Stored entries:

════

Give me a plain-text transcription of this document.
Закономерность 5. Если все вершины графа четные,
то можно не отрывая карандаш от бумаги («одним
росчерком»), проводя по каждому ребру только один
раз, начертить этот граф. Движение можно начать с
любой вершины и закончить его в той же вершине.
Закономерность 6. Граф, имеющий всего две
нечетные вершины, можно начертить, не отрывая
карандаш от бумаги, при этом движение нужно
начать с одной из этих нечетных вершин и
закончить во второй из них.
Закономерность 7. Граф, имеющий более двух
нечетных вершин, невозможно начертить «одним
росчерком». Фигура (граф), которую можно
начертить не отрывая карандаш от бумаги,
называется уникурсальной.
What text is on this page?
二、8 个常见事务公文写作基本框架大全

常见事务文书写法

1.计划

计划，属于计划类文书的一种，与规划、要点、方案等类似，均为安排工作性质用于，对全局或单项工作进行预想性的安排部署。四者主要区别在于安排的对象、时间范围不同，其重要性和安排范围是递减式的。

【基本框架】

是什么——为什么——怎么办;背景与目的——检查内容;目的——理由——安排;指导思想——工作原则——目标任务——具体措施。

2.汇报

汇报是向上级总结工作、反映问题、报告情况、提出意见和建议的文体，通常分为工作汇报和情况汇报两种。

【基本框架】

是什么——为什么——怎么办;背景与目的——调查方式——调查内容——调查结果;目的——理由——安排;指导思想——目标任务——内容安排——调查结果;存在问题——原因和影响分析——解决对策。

════

Give again only the lines starting at the one that contains "What text is on this page?" and running to the end of the data.

What text is on this page?
二、8 个常见事务公文写作基本框架大全

常见事务文书写法

1.计划

计划，属于计划类文书的一种，与规划、要点、方案等类似，均为安排工作性质用于，对全局或单项工作进行预想性的安排部署。四者主要区别在于安排的对象、时间范围不同，其重要性和安排范围是递减式的。

【基本框架】

是什么——为什么——怎么办;背景与目的——检查内容;目的——理由——安排;指导思想——工作原则——目标任务——具体措施。

2.汇报

汇报是向上级总结工作、反映问题、报告情况、提出意见和建议的文体，通常分为工作汇报和情况汇报两种。

【基本框架】

是什么——为什么——怎么办;背景与目的——调查方式——调查内容——调查结果;目的——理由——安排;指导思想——目标任务——内容安排——调查结果;存在问题——原因和影响分析——解决对策。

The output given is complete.